WHAT YOU SHOULD DO
Repeat every line of the material, character for character.

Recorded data
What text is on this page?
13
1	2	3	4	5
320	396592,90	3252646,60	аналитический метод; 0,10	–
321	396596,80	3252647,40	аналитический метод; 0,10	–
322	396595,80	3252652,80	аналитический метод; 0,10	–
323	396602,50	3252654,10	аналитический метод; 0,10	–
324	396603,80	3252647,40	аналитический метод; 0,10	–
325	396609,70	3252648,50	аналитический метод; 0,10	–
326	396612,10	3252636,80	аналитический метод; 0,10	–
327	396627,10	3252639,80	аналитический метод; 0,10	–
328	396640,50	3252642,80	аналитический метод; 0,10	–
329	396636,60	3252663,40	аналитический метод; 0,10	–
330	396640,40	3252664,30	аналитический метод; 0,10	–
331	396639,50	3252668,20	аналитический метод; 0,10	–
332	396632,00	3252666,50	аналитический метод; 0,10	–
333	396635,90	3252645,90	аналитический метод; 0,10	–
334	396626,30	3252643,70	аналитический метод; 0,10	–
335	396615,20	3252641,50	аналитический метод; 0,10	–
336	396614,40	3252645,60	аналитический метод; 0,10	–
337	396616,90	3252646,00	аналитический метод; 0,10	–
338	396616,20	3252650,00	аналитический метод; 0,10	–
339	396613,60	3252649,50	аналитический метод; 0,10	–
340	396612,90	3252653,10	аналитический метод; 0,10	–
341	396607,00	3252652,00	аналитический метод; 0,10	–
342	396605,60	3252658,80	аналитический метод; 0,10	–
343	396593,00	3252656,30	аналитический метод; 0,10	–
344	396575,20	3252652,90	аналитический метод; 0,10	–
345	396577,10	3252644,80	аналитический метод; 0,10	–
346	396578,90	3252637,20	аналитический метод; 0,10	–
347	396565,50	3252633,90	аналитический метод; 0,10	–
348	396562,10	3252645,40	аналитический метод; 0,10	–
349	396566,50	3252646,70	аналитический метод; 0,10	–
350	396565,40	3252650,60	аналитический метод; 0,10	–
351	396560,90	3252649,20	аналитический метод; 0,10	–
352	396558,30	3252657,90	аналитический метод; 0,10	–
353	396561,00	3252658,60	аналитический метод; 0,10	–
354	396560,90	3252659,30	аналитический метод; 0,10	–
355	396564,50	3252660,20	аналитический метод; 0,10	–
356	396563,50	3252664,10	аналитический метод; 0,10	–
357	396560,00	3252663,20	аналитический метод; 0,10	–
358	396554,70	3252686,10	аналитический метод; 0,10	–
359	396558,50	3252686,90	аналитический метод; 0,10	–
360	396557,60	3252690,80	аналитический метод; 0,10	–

THE COMPLETED TASK
What text is on this page?
13
1	2	3	4	5
320	396592,90	3252646,60	аналитический метод; 0,10	–
321	396596,80	3252647,40	аналитический метод; 0,10	–
322	396595,80	3252652,80	аналитический метод; 0,10	–
323	396602,50	3252654,10	аналитический метод; 0,10	–
324	396603,80	3252647,40	аналитический метод; 0,10	–
325	396609,70	3252648,50	аналитический метод; 0,10	–
326	396612,10	3252636,80	аналитический метод; 0,10	–
327	396627,10	3252639,80	аналитический метод; 0,10	–
328	396640,50	3252642,80	аналитический метод; 0,10	–
329	396636,60	3252663,40	аналитический метод; 0,10	–
330	396640,40	3252664,30	аналитический метод; 0,10	–
331	396639,50	3252668,20	аналитический метод; 0,10	–
332	396632,00	3252666,50	аналитический метод; 0,10	–
333	396635,90	3252645,90	аналитический метод; 0,10	–
334	396626,30	3252643,70	аналитический метод; 0,10	–
335	396615,20	3252641,50	аналитический метод; 0,10	–
336	396614,40	3252645,60	аналитический метод; 0,10	–
337	396616,90	3252646,00	аналитический метод; 0,10	–
338	396616,20	3252650,00	аналитический метод; 0,10	–
339	396613,60	3252649,50	аналитический метод; 0,10	–
340	396612,90	3252653,10	аналитический метод; 0,10	–
341	396607,00	3252652,00	аналитический метод; 0,10	–
342	396605,60	3252658,80	аналитический метод; 0,10	–
343	396593,00	3252656,30	аналитический метод; 0,10	–
344	396575,20	3252652,90	аналитический метод; 0,10	–
345	396577,10	3252644,80	аналитический метод; 0,10	–
346	396578,90	3252637,20	аналитический метод; 0,10	–
347	396565,50	3252633,90	аналитический метод; 0,10	–
348	396562,10	3252645,40	аналитический метод; 0,10	–
349	396566,50	3252646,70	аналитический метод; 0,10	–
350	396565,40	3252650,60	аналитический метод; 0,10	–
351	396560,90	3252649,20	аналитический метод; 0,10	–
352	396558,30	3252657,90	аналитический метод; 0,10	–
353	396561,00	3252658,60	аналитический метод; 0,10	–
354	396560,90	3252659,30	аналитический метод; 0,10	–
355	396564,50	3252660,20	аналитический метод; 0,10	–
356	396563,50	3252664,10	аналитический метод; 0,10	–
357	396560,00	3252663,20	аналитический метод; 0,10	–
358	396554,70	3252686,10	аналитический метод; 0,10	–
359	396558,50	3252686,90	аналитический метод; 0,10	–
360	396557,60	3252690,80	аналитический метод; 0,10	–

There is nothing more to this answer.